■ The exercise ■
Determine which lines contain the word "Efficiency", then copy those lines.
>> START Data lines
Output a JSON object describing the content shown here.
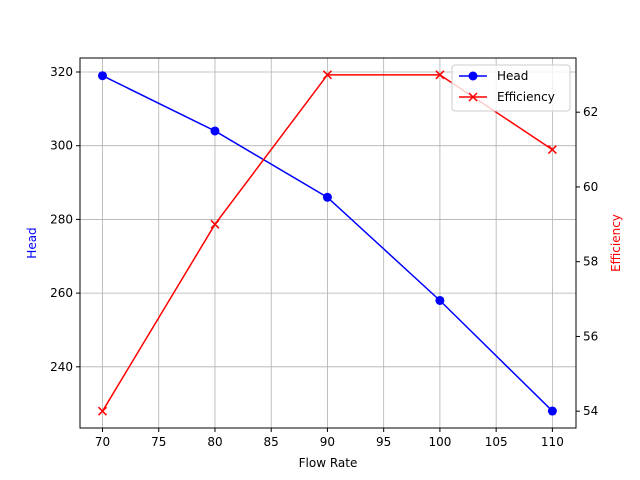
{
  "chart_data": {
    "type": "line",
    "title": "",
    "xlabel": "Flow Rate",
    "ylabel_left": "Head",
    "ylabel_right": "Efficiency",
    "x": [
      70,
      80,
      90,
      100,
      110
    ],
    "xticks": [
      70,
      75,
      80,
      85,
      90,
      95,
      100,
      105,
      110
    ],
    "xlim": [
      68,
      112.1
    ],
    "yticks_left": [
      240,
      260,
      280,
      300,
      320
    ],
    "ylim_left": [
      223.4,
      323.8
    ],
    "yticks_right": [
      54,
      56,
      58,
      60,
      62
    ],
    "ylim_right": [
      53.55,
      63.45
    ],
    "grid": true,
    "legend_position": "upper right",
    "series": [
      {
        "name": "Head",
        "axis": "left",
        "color": "#0000ff",
        "marker": "circle",
        "values": [
          319,
          304,
          286,
          258,
          228
        ]
      },
      {
        "name": "Efficiency",
        "axis": "right",
        "color": "#ff0000",
        "marker": "x",
        "values": [
          54,
          59,
          63,
          63,
          61
        ]
      }
    ]
  }
}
>> END Data lines
■ Solution to this exercise ■
    "ylabel_right": "Efficiency",
        "name": "Efficiency",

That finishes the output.